* _RECORDS SHOWN_:
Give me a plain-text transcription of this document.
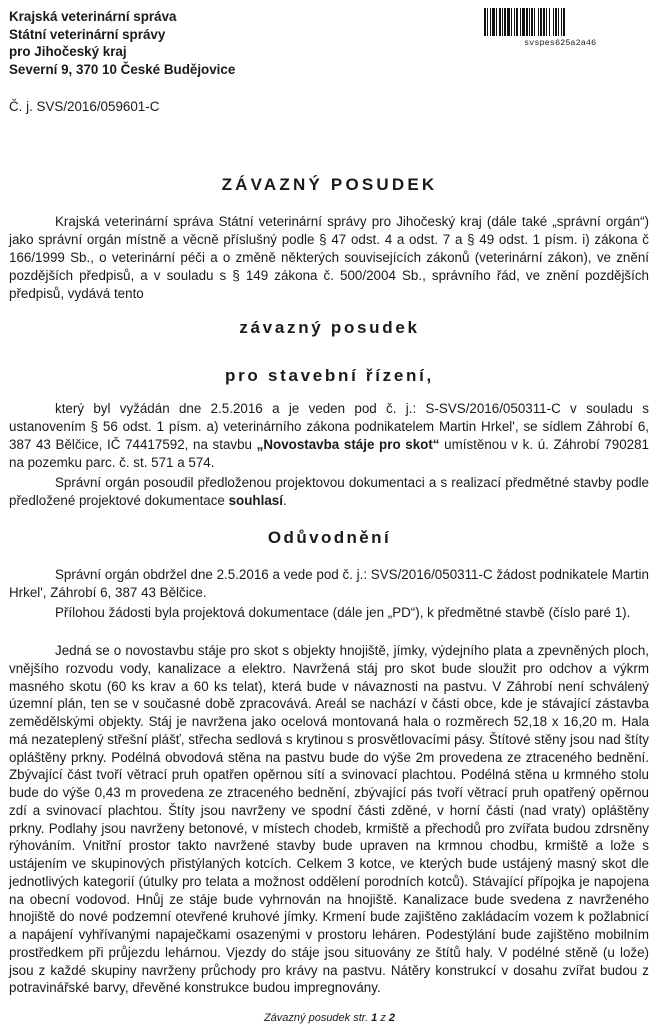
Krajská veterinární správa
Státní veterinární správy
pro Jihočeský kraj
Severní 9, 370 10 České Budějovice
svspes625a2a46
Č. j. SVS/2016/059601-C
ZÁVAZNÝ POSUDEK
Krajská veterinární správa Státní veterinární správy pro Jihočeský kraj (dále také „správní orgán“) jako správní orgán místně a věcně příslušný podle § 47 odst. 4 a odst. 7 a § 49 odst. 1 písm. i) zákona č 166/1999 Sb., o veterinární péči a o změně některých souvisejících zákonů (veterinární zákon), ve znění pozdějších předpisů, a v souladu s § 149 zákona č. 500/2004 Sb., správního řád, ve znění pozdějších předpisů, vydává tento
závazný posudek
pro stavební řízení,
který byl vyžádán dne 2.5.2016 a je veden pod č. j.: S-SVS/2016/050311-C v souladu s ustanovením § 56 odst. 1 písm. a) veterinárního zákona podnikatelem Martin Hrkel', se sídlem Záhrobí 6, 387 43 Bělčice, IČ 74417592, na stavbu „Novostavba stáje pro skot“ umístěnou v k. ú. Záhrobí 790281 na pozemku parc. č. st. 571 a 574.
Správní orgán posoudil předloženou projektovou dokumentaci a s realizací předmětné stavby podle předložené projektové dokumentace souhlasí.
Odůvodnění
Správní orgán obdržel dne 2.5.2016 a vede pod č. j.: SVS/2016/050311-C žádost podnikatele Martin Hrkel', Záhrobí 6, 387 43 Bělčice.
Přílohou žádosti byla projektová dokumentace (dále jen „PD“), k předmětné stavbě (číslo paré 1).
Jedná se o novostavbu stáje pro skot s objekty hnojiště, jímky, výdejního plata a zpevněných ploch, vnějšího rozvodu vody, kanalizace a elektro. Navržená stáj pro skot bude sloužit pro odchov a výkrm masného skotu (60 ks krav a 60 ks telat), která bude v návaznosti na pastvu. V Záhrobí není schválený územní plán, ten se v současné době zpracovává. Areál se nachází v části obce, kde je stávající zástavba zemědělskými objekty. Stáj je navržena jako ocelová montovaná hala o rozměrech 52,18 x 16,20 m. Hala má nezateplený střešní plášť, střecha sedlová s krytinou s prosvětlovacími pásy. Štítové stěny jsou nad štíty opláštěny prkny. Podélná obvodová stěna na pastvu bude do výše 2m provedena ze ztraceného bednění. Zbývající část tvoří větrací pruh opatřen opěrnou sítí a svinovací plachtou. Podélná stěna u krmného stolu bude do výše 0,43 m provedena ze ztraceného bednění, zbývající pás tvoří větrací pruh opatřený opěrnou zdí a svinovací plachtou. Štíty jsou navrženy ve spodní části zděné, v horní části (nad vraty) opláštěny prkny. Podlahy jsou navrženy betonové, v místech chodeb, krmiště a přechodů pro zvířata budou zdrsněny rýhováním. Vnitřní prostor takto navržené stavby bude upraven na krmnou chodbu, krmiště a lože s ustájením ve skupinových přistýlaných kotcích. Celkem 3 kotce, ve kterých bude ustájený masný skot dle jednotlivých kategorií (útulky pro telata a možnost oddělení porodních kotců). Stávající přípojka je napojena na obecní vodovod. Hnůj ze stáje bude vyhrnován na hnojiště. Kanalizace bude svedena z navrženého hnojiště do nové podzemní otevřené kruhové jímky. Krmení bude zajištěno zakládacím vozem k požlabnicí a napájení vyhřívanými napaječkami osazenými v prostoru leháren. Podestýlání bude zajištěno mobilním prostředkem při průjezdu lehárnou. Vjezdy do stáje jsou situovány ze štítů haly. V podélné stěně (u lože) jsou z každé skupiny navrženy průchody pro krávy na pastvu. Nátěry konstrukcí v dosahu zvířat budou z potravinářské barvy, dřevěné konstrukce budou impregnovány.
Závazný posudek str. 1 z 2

* _GOAL OF THE EXERCISE_: Copy each line of the records precisely and drop any images they hold.

* _ANSWER FOR THE TASK_:
Give me a plain-text transcription of this document.
Krajská veterinární správa
Státní veterinární správy
pro Jihočeský kraj
Severní 9, 370 10 České Budějovice
svspes625a2a46
Č. j. SVS/2016/059601-C
ZÁVAZNÝ POSUDEK
Krajská veterinární správa Státní veterinární správy pro Jihočeský kraj (dále také „správní orgán“) jako správní orgán místně a věcně příslušný podle § 47 odst. 4 a odst. 7 a § 49 odst. 1 písm. i) zákona č 166/1999 Sb., o veterinární péči a o změně některých souvisejících zákonů (veterinární zákon), ve znění pozdějších předpisů, a v souladu s § 149 zákona č. 500/2004 Sb., správního řád, ve znění pozdějších předpisů, vydává tento
závazný posudek
pro stavební řízení,
který byl vyžádán dne 2.5.2016 a je veden pod č. j.: S-SVS/2016/050311-C v souladu s ustanovením § 56 odst. 1 písm. a) veterinárního zákona podnikatelem Martin Hrkel', se sídlem Záhrobí 6, 387 43 Bělčice, IČ 74417592, na stavbu „Novostavba stáje pro skot“ umístěnou v k. ú. Záhrobí 790281 na pozemku parc. č. st. 571 a 574.
Správní orgán posoudil předloženou projektovou dokumentaci a s realizací předmětné stavby podle předložené projektové dokumentace souhlasí.
Odůvodnění
Správní orgán obdržel dne 2.5.2016 a vede pod č. j.: SVS/2016/050311-C žádost podnikatele Martin Hrkel', Záhrobí 6, 387 43 Bělčice.
Přílohou žádosti byla projektová dokumentace (dále jen „PD“), k předmětné stavbě (číslo paré 1).
Jedná se o novostavbu stáje pro skot s objekty hnojiště, jímky, výdejního plata a zpevněných ploch, vnějšího rozvodu vody, kanalizace a elektro. Navržená stáj pro skot bude sloužit pro odchov a výkrm masného skotu (60 ks krav a 60 ks telat), která bude v návaznosti na pastvu. V Záhrobí není schválený územní plán, ten se v současné době zpracovává. Areál se nachází v části obce, kde je stávající zástavba zemědělskými objekty. Stáj je navržena jako ocelová montovaná hala o rozměrech 52,18 x 16,20 m. Hala má nezateplený střešní plášť, střecha sedlová s krytinou s prosvětlovacími pásy. Štítové stěny jsou nad štíty opláštěny prkny. Podélná obvodová stěna na pastvu bude do výše 2m provedena ze ztraceného bednění. Zbývající část tvoří větrací pruh opatřen opěrnou sítí a svinovací plachtou. Podélná stěna u krmného stolu bude do výše 0,43 m provedena ze ztraceného bednění, zbývající pás tvoří větrací pruh opatřený opěrnou zdí a svinovací plachtou. Štíty jsou navrženy ve spodní části zděné, v horní části (nad vraty) opláštěny prkny. Podlahy jsou navrženy betonové, v místech chodeb, krmiště a přechodů pro zvířata budou zdrsněny rýhováním. Vnitřní prostor takto navržené stavby bude upraven na krmnou chodbu, krmiště a lože s ustájením ve skupinových přistýlaných kotcích. Celkem 3 kotce, ve kterých bude ustájený masný skot dle jednotlivých kategorií (útulky pro telata a možnost oddělení porodních kotců). Stávající přípojka je napojena na obecní vodovod. Hnůj ze stáje bude vyhrnován na hnojiště. Kanalizace bude svedena z navrženého hnojiště do nové podzemní otevřené kruhové jímky. Krmení bude zajištěno zakládacím vozem k požlabnicí a napájení vyhřívanými napaječkami osazenými v prostoru leháren. Podestýlání bude zajištěno mobilním prostředkem při průjezdu lehárnou. Vjezdy do stáje jsou situovány ze štítů haly. V podélné stěně (u lože) jsou z každé skupiny navrženy průchody pro krávy na pastvu. Nátěry konstrukcí v dosahu zvířat budou z potravinářské barvy, dřevěné konstrukce budou impregnovány.
Závazný posudek str. 1 z 2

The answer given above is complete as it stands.